WHAT YOU HAVE TO DO:
How many lines in the records below hold the string "color"? Answer with the number alone.
— Begin DATA SUPPLIED —
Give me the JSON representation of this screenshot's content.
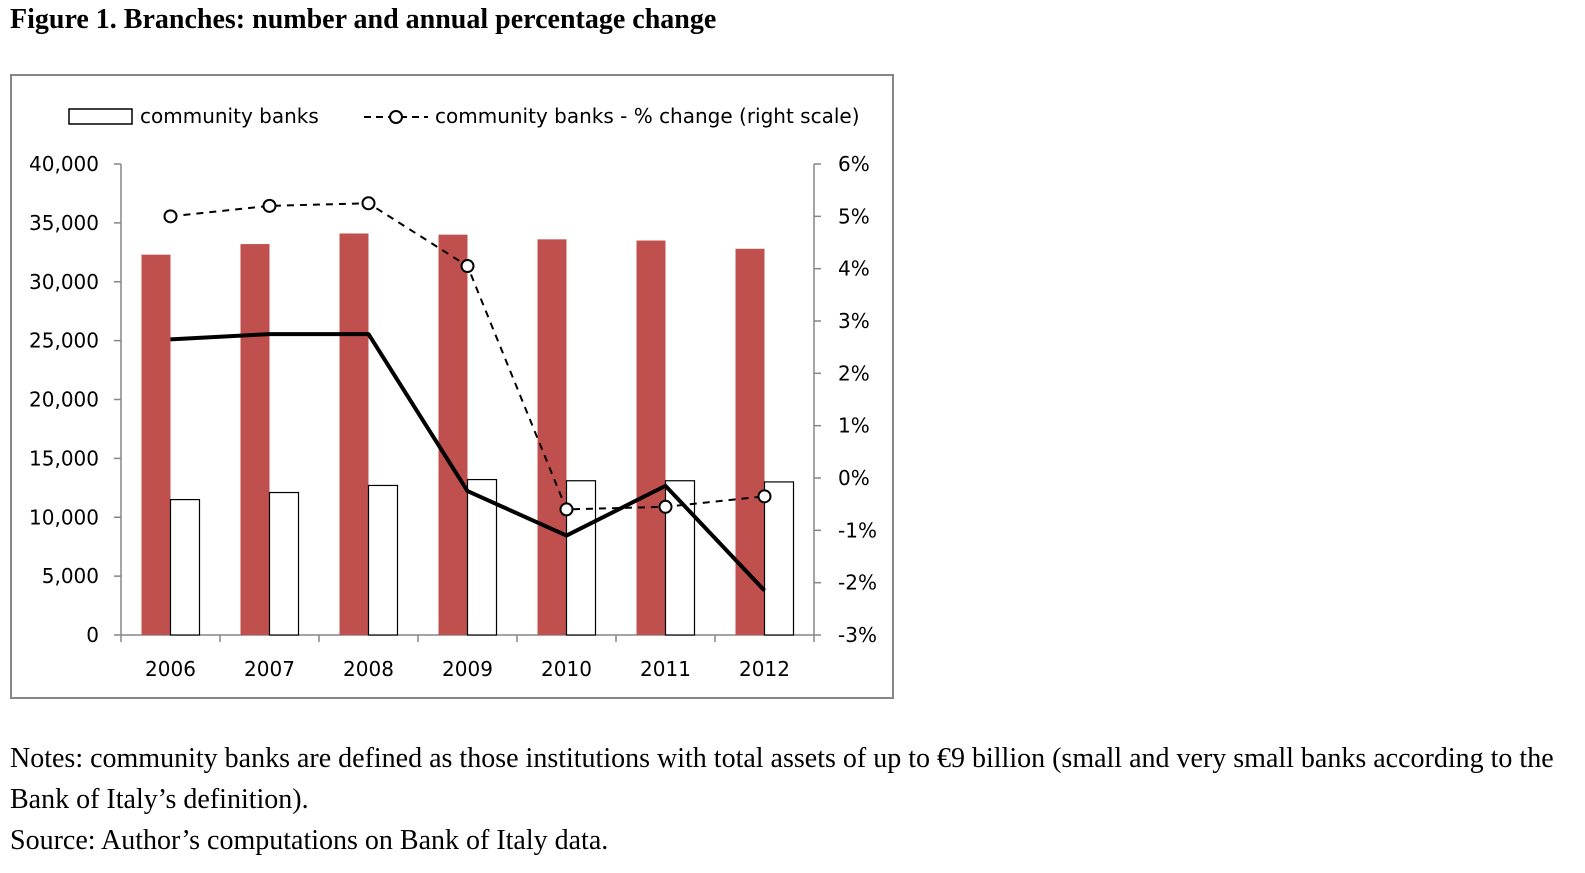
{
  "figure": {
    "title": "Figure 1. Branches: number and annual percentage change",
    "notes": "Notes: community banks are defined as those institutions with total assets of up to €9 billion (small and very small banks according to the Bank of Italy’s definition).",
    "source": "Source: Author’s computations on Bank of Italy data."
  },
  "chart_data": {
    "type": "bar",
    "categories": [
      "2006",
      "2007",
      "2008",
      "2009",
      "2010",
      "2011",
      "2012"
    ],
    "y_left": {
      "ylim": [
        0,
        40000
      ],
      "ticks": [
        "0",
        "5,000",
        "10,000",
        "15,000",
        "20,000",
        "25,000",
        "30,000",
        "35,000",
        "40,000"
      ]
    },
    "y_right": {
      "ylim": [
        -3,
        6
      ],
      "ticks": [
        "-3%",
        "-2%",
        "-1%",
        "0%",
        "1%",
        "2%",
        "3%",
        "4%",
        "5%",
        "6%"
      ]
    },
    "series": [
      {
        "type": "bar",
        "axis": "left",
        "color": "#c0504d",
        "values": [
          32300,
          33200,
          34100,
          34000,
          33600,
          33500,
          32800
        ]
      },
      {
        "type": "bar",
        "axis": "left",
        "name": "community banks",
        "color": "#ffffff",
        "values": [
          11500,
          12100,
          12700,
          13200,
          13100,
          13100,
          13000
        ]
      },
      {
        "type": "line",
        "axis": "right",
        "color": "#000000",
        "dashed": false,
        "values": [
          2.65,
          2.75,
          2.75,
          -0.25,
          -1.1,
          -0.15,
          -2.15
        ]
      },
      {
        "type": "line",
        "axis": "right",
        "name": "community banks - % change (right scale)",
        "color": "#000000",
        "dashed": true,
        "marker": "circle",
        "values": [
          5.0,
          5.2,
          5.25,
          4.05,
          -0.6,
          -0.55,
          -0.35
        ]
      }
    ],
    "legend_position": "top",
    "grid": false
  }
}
— End DATA SUPPLIED —
EXERCISE ANSWER:
4